▼

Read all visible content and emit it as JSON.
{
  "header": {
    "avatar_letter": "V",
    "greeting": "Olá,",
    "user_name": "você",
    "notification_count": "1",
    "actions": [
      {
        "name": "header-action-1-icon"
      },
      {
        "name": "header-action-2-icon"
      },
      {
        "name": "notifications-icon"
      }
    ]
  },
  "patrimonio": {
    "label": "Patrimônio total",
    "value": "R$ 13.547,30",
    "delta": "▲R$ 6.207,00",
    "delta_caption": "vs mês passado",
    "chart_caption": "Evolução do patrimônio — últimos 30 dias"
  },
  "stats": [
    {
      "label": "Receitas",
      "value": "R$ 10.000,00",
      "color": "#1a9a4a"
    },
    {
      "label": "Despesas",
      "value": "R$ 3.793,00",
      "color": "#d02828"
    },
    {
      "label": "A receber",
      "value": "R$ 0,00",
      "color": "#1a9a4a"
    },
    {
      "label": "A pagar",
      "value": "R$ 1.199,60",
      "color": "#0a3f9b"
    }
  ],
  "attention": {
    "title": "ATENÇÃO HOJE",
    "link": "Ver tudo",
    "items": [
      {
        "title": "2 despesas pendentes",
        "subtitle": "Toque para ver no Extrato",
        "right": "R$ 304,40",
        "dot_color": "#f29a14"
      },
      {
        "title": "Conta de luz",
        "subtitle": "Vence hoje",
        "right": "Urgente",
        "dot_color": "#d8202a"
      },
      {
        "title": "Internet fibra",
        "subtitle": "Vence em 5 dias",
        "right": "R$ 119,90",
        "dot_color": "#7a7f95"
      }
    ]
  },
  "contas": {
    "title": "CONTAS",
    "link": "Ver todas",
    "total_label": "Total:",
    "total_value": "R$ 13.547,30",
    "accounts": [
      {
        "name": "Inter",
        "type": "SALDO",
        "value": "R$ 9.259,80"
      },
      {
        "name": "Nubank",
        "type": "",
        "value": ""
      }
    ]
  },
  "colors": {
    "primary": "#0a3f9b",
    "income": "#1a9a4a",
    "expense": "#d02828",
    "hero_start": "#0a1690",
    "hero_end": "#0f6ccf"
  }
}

▲

**Task prompt:** Which lines contain the word "right"? Return each of them.

**The response:**
        "right": "R$ 304,40",
        "right": "Urgente",
        "right": "R$ 119,90",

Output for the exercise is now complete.